▶ **What you will do**: Write out all the material exactly. Leave nothing out.

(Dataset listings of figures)

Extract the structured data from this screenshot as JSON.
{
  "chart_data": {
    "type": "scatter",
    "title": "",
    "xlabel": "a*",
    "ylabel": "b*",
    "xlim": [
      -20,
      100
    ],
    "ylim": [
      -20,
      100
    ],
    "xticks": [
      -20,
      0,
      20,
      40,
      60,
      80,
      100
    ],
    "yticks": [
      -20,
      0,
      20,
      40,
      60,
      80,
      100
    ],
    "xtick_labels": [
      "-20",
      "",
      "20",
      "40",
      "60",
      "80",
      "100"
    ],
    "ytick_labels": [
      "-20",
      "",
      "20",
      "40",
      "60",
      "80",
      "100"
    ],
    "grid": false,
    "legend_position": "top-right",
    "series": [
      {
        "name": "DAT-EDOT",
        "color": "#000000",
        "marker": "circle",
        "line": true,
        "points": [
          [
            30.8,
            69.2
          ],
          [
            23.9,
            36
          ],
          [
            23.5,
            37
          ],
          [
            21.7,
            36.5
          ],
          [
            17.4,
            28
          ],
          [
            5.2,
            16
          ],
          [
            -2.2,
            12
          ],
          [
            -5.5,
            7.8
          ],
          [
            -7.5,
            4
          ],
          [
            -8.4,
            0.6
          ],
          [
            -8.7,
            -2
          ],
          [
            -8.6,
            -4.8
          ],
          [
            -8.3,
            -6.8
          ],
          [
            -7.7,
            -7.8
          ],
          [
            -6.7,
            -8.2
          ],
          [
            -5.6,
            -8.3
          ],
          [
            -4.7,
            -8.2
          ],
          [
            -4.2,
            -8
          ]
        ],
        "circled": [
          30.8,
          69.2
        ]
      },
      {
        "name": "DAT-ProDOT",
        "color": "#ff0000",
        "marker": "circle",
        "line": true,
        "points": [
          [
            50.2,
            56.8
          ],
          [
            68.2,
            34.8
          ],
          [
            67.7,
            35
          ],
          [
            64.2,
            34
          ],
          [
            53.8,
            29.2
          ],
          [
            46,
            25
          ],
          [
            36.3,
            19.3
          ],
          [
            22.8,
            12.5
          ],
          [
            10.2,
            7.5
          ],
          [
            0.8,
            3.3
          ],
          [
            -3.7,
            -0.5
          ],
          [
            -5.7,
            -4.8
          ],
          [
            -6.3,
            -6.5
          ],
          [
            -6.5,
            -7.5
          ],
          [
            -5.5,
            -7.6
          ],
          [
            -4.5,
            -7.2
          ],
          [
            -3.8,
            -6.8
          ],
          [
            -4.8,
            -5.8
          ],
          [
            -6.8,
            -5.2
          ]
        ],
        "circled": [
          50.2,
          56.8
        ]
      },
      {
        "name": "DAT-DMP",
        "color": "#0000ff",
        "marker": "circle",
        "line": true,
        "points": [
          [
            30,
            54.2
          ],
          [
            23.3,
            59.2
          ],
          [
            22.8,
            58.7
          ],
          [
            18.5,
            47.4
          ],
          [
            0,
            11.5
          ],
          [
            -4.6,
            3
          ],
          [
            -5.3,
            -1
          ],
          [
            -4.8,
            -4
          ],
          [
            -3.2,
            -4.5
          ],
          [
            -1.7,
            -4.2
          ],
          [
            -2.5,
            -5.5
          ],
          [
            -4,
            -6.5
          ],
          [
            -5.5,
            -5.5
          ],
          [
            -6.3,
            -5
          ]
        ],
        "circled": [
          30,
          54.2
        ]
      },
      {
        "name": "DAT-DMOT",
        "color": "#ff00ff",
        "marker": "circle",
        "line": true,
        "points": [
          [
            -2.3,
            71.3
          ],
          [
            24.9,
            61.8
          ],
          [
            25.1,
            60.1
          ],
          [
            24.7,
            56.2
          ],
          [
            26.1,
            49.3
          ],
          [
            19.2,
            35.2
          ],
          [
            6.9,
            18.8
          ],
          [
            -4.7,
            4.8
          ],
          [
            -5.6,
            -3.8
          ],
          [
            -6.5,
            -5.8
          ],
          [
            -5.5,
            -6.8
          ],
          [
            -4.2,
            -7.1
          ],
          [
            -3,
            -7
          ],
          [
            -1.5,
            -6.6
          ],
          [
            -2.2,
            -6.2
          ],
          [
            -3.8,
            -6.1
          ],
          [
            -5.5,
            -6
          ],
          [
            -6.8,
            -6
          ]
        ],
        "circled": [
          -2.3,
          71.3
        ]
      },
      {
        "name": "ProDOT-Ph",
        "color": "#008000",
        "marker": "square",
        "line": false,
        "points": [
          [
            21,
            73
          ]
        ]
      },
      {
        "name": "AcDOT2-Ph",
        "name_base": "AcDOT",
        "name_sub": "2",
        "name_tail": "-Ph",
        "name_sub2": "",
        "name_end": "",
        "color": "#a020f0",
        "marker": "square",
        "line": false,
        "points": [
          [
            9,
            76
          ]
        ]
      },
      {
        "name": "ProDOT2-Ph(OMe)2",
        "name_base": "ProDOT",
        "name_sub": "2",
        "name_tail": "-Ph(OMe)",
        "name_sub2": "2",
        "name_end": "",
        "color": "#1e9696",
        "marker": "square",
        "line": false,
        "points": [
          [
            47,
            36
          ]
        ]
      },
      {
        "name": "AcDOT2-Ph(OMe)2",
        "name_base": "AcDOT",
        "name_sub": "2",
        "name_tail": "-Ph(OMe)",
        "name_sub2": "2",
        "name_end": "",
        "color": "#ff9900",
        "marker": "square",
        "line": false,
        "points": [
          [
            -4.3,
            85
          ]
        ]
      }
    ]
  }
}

▶ **Solution to the problem**:
Extract the structured data from this screenshot as JSON.
{
  "chart_data": {
    "type": "scatter",
    "title": "",
    "xlabel": "a*",
    "ylabel": "b*",
    "xlim": [
      -20,
      100
    ],
    "ylim": [
      -20,
      100
    ],
    "xticks": [
      -20,
      0,
      20,
      40,
      60,
      80,
      100
    ],
    "yticks": [
      -20,
      0,
      20,
      40,
      60,
      80,
      100
    ],
    "xtick_labels": [
      "-20",
      "",
      "20",
      "40",
      "60",
      "80",
      "100"
    ],
    "ytick_labels": [
      "-20",
      "",
      "20",
      "40",
      "60",
      "80",
      "100"
    ],
    "grid": false,
    "legend_position": "top-right",
    "series": [
      {
        "name": "DAT-EDOT",
        "color": "#000000",
        "marker": "circle",
        "line": true,
        "points": [
          [
            30.8,
            69.2
          ],
          [
            23.9,
            36
          ],
          [
            23.5,
            37
          ],
          [
            21.7,
            36.5
          ],
          [
            17.4,
            28
          ],
          [
            5.2,
            16
          ],
          [
            -2.2,
            12
          ],
          [
            -5.5,
            7.8
          ],
          [
            -7.5,
            4
          ],
          [
            -8.4,
            0.6
          ],
          [
            -8.7,
            -2
          ],
          [
            -8.6,
            -4.8
          ],
          [
            -8.3,
            -6.8
          ],
          [
            -7.7,
            -7.8
          ],
          [
            -6.7,
            -8.2
          ],
          [
            -5.6,
            -8.3
          ],
          [
            -4.7,
            -8.2
          ],
          [
            -4.2,
            -8
          ]
        ],
        "circled": [
          30.8,
          69.2
        ]
      },
      {
        "name": "DAT-ProDOT",
        "color": "#ff0000",
        "marker": "circle",
        "line": true,
        "points": [
          [
            50.2,
            56.8
          ],
          [
            68.2,
            34.8
          ],
          [
            67.7,
            35
          ],
          [
            64.2,
            34
          ],
          [
            53.8,
            29.2
          ],
          [
            46,
            25
          ],
          [
            36.3,
            19.3
          ],
          [
            22.8,
            12.5
          ],
          [
            10.2,
            7.5
          ],
          [
            0.8,
            3.3
          ],
          [
            -3.7,
            -0.5
          ],
          [
            -5.7,
            -4.8
          ],
          [
            -6.3,
            -6.5
          ],
          [
            -6.5,
            -7.5
          ],
          [
            -5.5,
            -7.6
          ],
          [
            -4.5,
            -7.2
          ],
          [
            -3.8,
            -6.8
          ],
          [
            -4.8,
            -5.8
          ],
          [
            -6.8,
            -5.2
          ]
        ],
        "circled": [
          50.2,
          56.8
        ]
      },
      {
        "name": "DAT-DMP",
        "color": "#0000ff",
        "marker": "circle",
        "line": true,
        "points": [
          [
            30,
            54.2
          ],
          [
            23.3,
            59.2
          ],
          [
            22.8,
            58.7
          ],
          [
            18.5,
            47.4
          ],
          [
            0,
            11.5
          ],
          [
            -4.6,
            3
          ],
          [
            -5.3,
            -1
          ],
          [
            -4.8,
            -4
          ],
          [
            -3.2,
            -4.5
          ],
          [
            -1.7,
            -4.2
          ],
          [
            -2.5,
            -5.5
          ],
          [
            -4,
            -6.5
          ],
          [
            -5.5,
            -5.5
          ],
          [
            -6.3,
            -5
          ]
        ],
        "circled": [
          30,
          54.2
        ]
      },
      {
        "name": "DAT-DMOT",
        "color": "#ff00ff",
        "marker": "circle",
        "line": true,
        "points": [
          [
            -2.3,
            71.3
          ],
          [
            24.9,
            61.8
          ],
          [
            25.1,
            60.1
          ],
          [
            24.7,
            56.2
          ],
          [
            26.1,
            49.3
          ],
          [
            19.2,
            35.2
          ],
          [
            6.9,
            18.8
          ],
          [
            -4.7,
            4.8
          ],
          [
            -5.6,
            -3.8
          ],
          [
            -6.5,
            -5.8
          ],
          [
            -5.5,
            -6.8
          ],
          [
            -4.2,
            -7.1
          ],
          [
            -3,
            -7
          ],
          [
            -1.5,
            -6.6
          ],
          [
            -2.2,
            -6.2
          ],
          [
            -3.8,
            -6.1
          ],
          [
            -5.5,
            -6
          ],
          [
            -6.8,
            -6
          ]
        ],
        "circled": [
          -2.3,
          71.3
        ]
      },
      {
        "name": "ProDOT-Ph",
        "color": "#008000",
        "marker": "square",
        "line": false,
        "points": [
          [
            21,
            73
          ]
        ]
      },
      {
        "name": "AcDOT2-Ph",
        "name_base": "AcDOT",
        "name_sub": "2",
        "name_tail": "-Ph",
        "name_sub2": "",
        "name_end": "",
        "color": "#a020f0",
        "marker": "square",
        "line": false,
        "points": [
          [
            9,
            76
          ]
        ]
      },
      {
        "name": "ProDOT2-Ph(OMe)2",
        "name_base": "ProDOT",
        "name_sub": "2",
        "name_tail": "-Ph(OMe)",
        "name_sub2": "2",
        "name_end": "",
        "color": "#1e9696",
        "marker": "square",
        "line": false,
        "points": [
          [
            47,
            36
          ]
        ]
      },
      {
        "name": "AcDOT2-Ph(OMe)2",
        "name_base": "AcDOT",
        "name_sub": "2",
        "name_tail": "-Ph(OMe)",
        "name_sub2": "2",
        "name_end": "",
        "color": "#ff9900",
        "marker": "square",
        "line": false,
        "points": [
          [
            -4.3,
            85
          ]
        ]
      }
    ]
  }
}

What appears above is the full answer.